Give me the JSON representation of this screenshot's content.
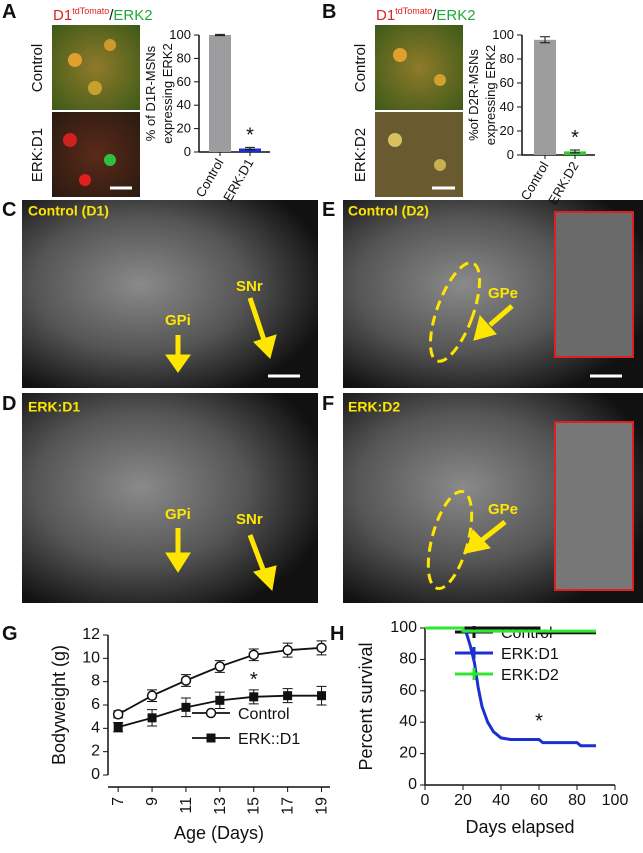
{
  "panel_labels": [
    "A",
    "B",
    "C",
    "D",
    "E",
    "F",
    "G",
    "H"
  ],
  "figure_a": {
    "stain": [
      "D1",
      "tdTomato",
      "/",
      "ERK2"
    ],
    "rows": [
      "Control",
      "ERK:D1"
    ]
  },
  "figure_b": {
    "stain": [
      "D1",
      "tdTomato",
      "/",
      "ERK2"
    ],
    "rows": [
      "Control",
      "ERK:D2"
    ]
  },
  "sections": [
    {
      "title": "Control (D1)",
      "labels": [
        "GPi",
        "SNr"
      ]
    },
    {
      "title": "ERK:D1",
      "labels": [
        "GPi",
        "SNr"
      ]
    },
    {
      "title": "Control (D2)",
      "labels": [
        "GPe"
      ]
    },
    {
      "title": "ERK:D2",
      "labels": [
        "GPe"
      ]
    }
  ],
  "chart_data": [
    {
      "type": "bar",
      "ylabel": [
        "% of D1R-MSNs",
        "expressing ERK2"
      ],
      "categories": [
        "Control",
        "ERK:D1"
      ],
      "values": [
        100,
        3
      ],
      "errors": [
        0.5,
        1
      ],
      "colors": [
        "#9d9d9f",
        "#1c2fd1"
      ],
      "ylim": [
        0,
        100
      ],
      "yticks": [
        0,
        20,
        40,
        60,
        80,
        100
      ],
      "annotation": "*"
    },
    {
      "type": "bar",
      "ylabel": [
        "%of D2R-MSNs",
        "expressing ERK2"
      ],
      "categories": [
        "Control",
        "ERK:D2"
      ],
      "values": [
        96,
        3
      ],
      "errors": [
        2.5,
        1.2
      ],
      "colors": [
        "#9d9d9f",
        "#2ecc2e"
      ],
      "ylim": [
        0,
        100
      ],
      "yticks": [
        0,
        20,
        40,
        60,
        80,
        100
      ],
      "annotation": "*"
    },
    {
      "type": "line",
      "xlabel": "Age (Days)",
      "ylabel": "Bodyweight (g)",
      "x": [
        7,
        9,
        11,
        13,
        15,
        17,
        19
      ],
      "xlim": [
        6.4,
        19.5
      ],
      "xticks": [
        7,
        9,
        11,
        13,
        15,
        17,
        19
      ],
      "ylim": [
        0,
        12
      ],
      "yticks": [
        0,
        2,
        4,
        6,
        8,
        10,
        12
      ],
      "legend": "lower right",
      "annotation": {
        "text": "*",
        "x": 15
      },
      "series": [
        {
          "name": "Control",
          "color": "#111111",
          "marker": "circle-open",
          "values": [
            5.2,
            6.8,
            8.1,
            9.3,
            10.3,
            10.7,
            10.9
          ],
          "errors": [
            0.3,
            0.5,
            0.5,
            0.5,
            0.5,
            0.6,
            0.6
          ]
        },
        {
          "name": "ERK::D1",
          "color": "#111111",
          "marker": "square",
          "values": [
            4.1,
            4.9,
            5.8,
            6.4,
            6.7,
            6.8,
            6.8
          ],
          "errors": [
            0.4,
            0.7,
            0.8,
            0.7,
            0.6,
            0.6,
            0.8
          ]
        }
      ]
    },
    {
      "type": "step",
      "xlabel": "Days elapsed",
      "ylabel": "Percent survival",
      "xlim": [
        0,
        100
      ],
      "xticks": [
        0,
        20,
        40,
        60,
        80,
        100
      ],
      "ylim": [
        0,
        100
      ],
      "yticks": [
        0,
        20,
        40,
        60,
        80,
        100
      ],
      "legend": "upper right",
      "annotation": {
        "text": "*",
        "x": 60
      },
      "series": [
        {
          "name": "Control",
          "color": "#111111",
          "x": [
            0,
            60,
            60,
            90
          ],
          "values": [
            100,
            100,
            97,
            97
          ]
        },
        {
          "name": "ERK:D1",
          "color": "#1c2fd1",
          "x": [
            0,
            20,
            22,
            24,
            26,
            28,
            30,
            33,
            36,
            40,
            45,
            55,
            60,
            62,
            80,
            82,
            90
          ],
          "values": [
            100,
            100,
            96,
            88,
            78,
            62,
            50,
            40,
            34,
            30,
            29,
            29,
            29,
            27,
            27,
            25,
            25
          ]
        },
        {
          "name": "ERK:D2",
          "color": "#2ee82e",
          "x": [
            0,
            20,
            20,
            90
          ],
          "values": [
            100,
            100,
            98,
            98
          ]
        }
      ]
    }
  ]
}
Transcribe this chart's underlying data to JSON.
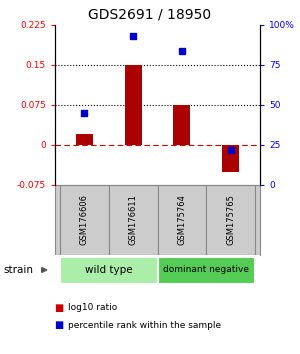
{
  "title": "GDS2691 / 18950",
  "samples": [
    "GSM176606",
    "GSM176611",
    "GSM175764",
    "GSM175765"
  ],
  "log10_ratio": [
    0.02,
    0.15,
    0.075,
    -0.05
  ],
  "percentile_rank": [
    0.45,
    0.93,
    0.84,
    0.22
  ],
  "ylim_left": [
    -0.075,
    0.225
  ],
  "ylim_right": [
    0.0,
    1.0
  ],
  "yticks_left": [
    -0.075,
    0.0,
    0.075,
    0.15,
    0.225
  ],
  "ytick_labels_left": [
    "-0.075",
    "0",
    "0.075",
    "0.15",
    "0.225"
  ],
  "yticks_right": [
    0.0,
    0.25,
    0.5,
    0.75,
    1.0
  ],
  "ytick_labels_right": [
    "0",
    "25",
    "50",
    "75",
    "100%"
  ],
  "hlines_dotted": [
    0.075,
    0.15
  ],
  "hline_zero": 0.0,
  "bar_color": "#aa0000",
  "scatter_color": "#0000cc",
  "bar_width": 0.35,
  "strain_groups": [
    {
      "label": "wild type",
      "indices": [
        0,
        1
      ],
      "color": "#aaeeaa"
    },
    {
      "label": "dominant negative",
      "indices": [
        2,
        3
      ],
      "color": "#55cc55"
    }
  ],
  "strain_label": "strain",
  "legend_items": [
    {
      "color": "#cc0000",
      "label": "log10 ratio"
    },
    {
      "color": "#0000cc",
      "label": "percentile rank within the sample"
    }
  ],
  "sample_bg_color": "#cccccc",
  "sample_border_color": "#888888"
}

========

# [Your goal]
Transcribe the material as is, with images omitted.

# [Result of the exercise]
Give me the JSON representation of this screenshot's content.
{
  "panel_labels": [
    "A",
    "B",
    "C",
    "D",
    "E",
    "F",
    "G",
    "H"
  ],
  "figure_a": {
    "stain": [
      "D1",
      "tdTomato",
      "/",
      "ERK2"
    ],
    "rows": [
      "Control",
      "ERK:D1"
    ]
  },
  "figure_b": {
    "stain": [
      "D1",
      "tdTomato",
      "/",
      "ERK2"
    ],
    "rows": [
      "Control",
      "ERK:D2"
    ]
  },
  "sections": [
    {
      "title": "Control (D1)",
      "labels": [
        "GPi",
        "SNr"
      ]
    },
    {
      "title": "ERK:D1",
      "labels": [
        "GPi",
        "SNr"
      ]
    },
    {
      "title": "Control (D2)",
      "labels": [
        "GPe"
      ]
    },
    {
      "title": "ERK:D2",
      "labels": [
        "GPe"
      ]
    }
  ],
  "chart_data": [
    {
      "type": "bar",
      "ylabel": [
        "% of D1R-MSNs",
        "expressing ERK2"
      ],
      "categories": [
        "Control",
        "ERK:D1"
      ],
      "values": [
        100,
        3
      ],
      "errors": [
        0.5,
        1
      ],
      "colors": [
        "#9d9d9f",
        "#1c2fd1"
      ],
      "ylim": [
        0,
        100
      ],
      "yticks": [
        0,
        20,
        40,
        60,
        80,
        100
      ],
      "annotation": "*"
    },
    {
      "type": "bar",
      "ylabel": [
        "%of D2R-MSNs",
        "expressing ERK2"
      ],
      "categories": [
        "Control",
        "ERK:D2"
      ],
      "values": [
        96,
        3
      ],
      "errors": [
        2.5,
        1.2
      ],
      "colors": [
        "#9d9d9f",
        "#2ecc2e"
      ],
      "ylim": [
        0,
        100
      ],
      "yticks": [
        0,
        20,
        40,
        60,
        80,
        100
      ],
      "annotation": "*"
    },
    {
      "type": "line",
      "xlabel": "Age (Days)",
      "ylabel": "Bodyweight (g)",
      "x": [
        7,
        9,
        11,
        13,
        15,
        17,
        19
      ],
      "xlim": [
        6.4,
        19.5
      ],
      "xticks": [
        7,
        9,
        11,
        13,
        15,
        17,
        19
      ],
      "ylim": [
        0,
        12
      ],
      "yticks": [
        0,
        2,
        4,
        6,
        8,
        10,
        12
      ],
      "legend": "lower right",
      "annotation": {
        "text": "*",
        "x": 15
      },
      "series": [
        {
          "name": "Control",
          "color": "#111111",
          "marker": "circle-open",
          "values": [
            5.2,
            6.8,
            8.1,
            9.3,
            10.3,
            10.7,
            10.9
          ],
          "errors": [
            0.3,
            0.5,
            0.5,
            0.5,
            0.5,
            0.6,
            0.6
          ]
        },
        {
          "name": "ERK::D1",
          "color": "#111111",
          "marker": "square",
          "values": [
            4.1,
            4.9,
            5.8,
            6.4,
            6.7,
            6.8,
            6.8
          ],
          "errors": [
            0.4,
            0.7,
            0.8,
            0.7,
            0.6,
            0.6,
            0.8
          ]
        }
      ]
    },
    {
      "type": "step",
      "xlabel": "Days elapsed",
      "ylabel": "Percent survival",
      "xlim": [
        0,
        100
      ],
      "xticks": [
        0,
        20,
        40,
        60,
        80,
        100
      ],
      "ylim": [
        0,
        100
      ],
      "yticks": [
        0,
        20,
        40,
        60,
        80,
        100
      ],
      "legend": "upper right",
      "annotation": {
        "text": "*",
        "x": 60
      },
      "series": [
        {
          "name": "Control",
          "color": "#111111",
          "x": [
            0,
            60,
            60,
            90
          ],
          "values": [
            100,
            100,
            97,
            97
          ]
        },
        {
          "name": "ERK:D1",
          "color": "#1c2fd1",
          "x": [
            0,
            20,
            22,
            24,
            26,
            28,
            30,
            33,
            36,
            40,
            45,
            55,
            60,
            62,
            80,
            82,
            90
          ],
          "values": [
            100,
            100,
            96,
            88,
            78,
            62,
            50,
            40,
            34,
            30,
            29,
            29,
            29,
            27,
            27,
            25,
            25
          ]
        },
        {
          "name": "ERK:D2",
          "color": "#2ee82e",
          "x": [
            0,
            20,
            20,
            90
          ],
          "values": [
            100,
            100,
            98,
            98
          ]
        }
      ]
    }
  ]
}
Transcribe this chart's underlying data to JSON.
{
  "title": "GDS2691 / 18950",
  "samples": [
    "GSM176606",
    "GSM176611",
    "GSM175764",
    "GSM175765"
  ],
  "log10_ratio": [
    0.02,
    0.15,
    0.075,
    -0.05
  ],
  "percentile_rank": [
    0.45,
    0.93,
    0.84,
    0.22
  ],
  "ylim_left": [
    -0.075,
    0.225
  ],
  "ylim_right": [
    0.0,
    1.0
  ],
  "yticks_left": [
    -0.075,
    0.0,
    0.075,
    0.15,
    0.225
  ],
  "ytick_labels_left": [
    "-0.075",
    "0",
    "0.075",
    "0.15",
    "0.225"
  ],
  "yticks_right": [
    0.0,
    0.25,
    0.5,
    0.75,
    1.0
  ],
  "ytick_labels_right": [
    "0",
    "25",
    "50",
    "75",
    "100%"
  ],
  "hlines_dotted": [
    0.075,
    0.15
  ],
  "hline_zero": 0.0,
  "bar_color": "#aa0000",
  "scatter_color": "#0000cc",
  "bar_width": 0.35,
  "strain_groups": [
    {
      "label": "wild type",
      "indices": [
        0,
        1
      ],
      "color": "#aaeeaa"
    },
    {
      "label": "dominant negative",
      "indices": [
        2,
        3
      ],
      "color": "#55cc55"
    }
  ],
  "strain_label": "strain",
  "legend_items": [
    {
      "color": "#cc0000",
      "label": "log10 ratio"
    },
    {
      "color": "#0000cc",
      "label": "percentile rank within the sample"
    }
  ],
  "sample_bg_color": "#cccccc",
  "sample_border_color": "#888888"
}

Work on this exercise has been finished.